Task to carry out: From the listing below, copy every line with the word "involved".

[Dataset items]
====================

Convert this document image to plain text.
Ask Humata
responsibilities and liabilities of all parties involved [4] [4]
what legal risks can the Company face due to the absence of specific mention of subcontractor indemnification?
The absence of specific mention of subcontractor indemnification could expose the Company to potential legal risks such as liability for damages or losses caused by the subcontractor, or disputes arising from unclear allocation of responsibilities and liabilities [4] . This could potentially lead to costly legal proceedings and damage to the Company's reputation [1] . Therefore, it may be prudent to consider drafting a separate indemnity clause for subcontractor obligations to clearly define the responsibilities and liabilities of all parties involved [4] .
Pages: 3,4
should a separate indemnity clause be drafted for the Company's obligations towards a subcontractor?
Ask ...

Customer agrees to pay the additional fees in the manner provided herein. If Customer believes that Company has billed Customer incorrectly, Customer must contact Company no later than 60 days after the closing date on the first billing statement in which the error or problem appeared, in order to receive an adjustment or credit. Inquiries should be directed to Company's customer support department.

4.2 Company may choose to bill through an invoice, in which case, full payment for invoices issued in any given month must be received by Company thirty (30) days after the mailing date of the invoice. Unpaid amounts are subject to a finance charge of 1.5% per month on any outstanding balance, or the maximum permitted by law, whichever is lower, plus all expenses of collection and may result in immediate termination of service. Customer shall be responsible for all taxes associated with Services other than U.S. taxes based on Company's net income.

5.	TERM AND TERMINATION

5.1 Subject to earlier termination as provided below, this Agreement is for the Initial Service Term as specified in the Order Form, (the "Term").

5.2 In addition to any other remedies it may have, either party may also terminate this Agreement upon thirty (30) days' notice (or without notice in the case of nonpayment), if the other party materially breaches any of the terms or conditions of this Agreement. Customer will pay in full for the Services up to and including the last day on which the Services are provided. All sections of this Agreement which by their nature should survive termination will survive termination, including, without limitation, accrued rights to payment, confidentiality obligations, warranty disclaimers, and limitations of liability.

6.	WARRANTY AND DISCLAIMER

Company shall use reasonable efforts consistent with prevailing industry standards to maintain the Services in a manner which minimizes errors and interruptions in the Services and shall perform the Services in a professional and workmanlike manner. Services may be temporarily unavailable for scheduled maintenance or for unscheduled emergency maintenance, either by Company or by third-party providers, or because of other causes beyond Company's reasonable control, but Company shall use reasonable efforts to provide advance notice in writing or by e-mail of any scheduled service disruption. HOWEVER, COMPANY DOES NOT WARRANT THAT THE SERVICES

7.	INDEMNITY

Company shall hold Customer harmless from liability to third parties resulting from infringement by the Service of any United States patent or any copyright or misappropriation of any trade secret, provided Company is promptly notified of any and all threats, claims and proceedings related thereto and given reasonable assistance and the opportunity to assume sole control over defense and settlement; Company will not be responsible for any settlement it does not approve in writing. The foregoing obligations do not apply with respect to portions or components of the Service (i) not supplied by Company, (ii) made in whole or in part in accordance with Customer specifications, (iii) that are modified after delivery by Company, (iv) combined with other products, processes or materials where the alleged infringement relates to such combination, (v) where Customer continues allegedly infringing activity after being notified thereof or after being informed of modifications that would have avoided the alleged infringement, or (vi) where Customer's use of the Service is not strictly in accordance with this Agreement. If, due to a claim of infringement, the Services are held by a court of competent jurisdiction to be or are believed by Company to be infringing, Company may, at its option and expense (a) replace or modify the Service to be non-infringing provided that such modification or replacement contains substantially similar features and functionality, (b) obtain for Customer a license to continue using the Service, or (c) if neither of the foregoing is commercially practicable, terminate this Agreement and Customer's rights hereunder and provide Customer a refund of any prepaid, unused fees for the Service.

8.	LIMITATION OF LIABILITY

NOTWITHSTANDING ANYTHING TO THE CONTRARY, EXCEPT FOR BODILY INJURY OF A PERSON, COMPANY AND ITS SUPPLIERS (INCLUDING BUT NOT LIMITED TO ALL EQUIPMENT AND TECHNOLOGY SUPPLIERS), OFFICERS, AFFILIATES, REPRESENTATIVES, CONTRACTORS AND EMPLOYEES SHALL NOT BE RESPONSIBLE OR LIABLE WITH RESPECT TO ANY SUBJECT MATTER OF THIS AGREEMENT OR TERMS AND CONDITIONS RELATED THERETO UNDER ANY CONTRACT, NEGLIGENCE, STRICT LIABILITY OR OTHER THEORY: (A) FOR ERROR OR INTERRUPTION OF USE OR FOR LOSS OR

====================

Correct result:
responsibilities and liabilities of all parties involved [4] [4]
The absence of specific mention of subcontractor indemnification could expose the Company to potential legal risks such as liability for damages or losses caused by the subcontractor, or disputes arising from unclear allocation of responsibilities and liabilities [4] . This could potentially lead to costly legal proceedings and damage to the Company's reputation [1] . Therefore, it may be prudent to consider drafting a separate indemnity clause for subcontractor obligations to clearly define the responsibilities and liabilities of all parties involved [4] .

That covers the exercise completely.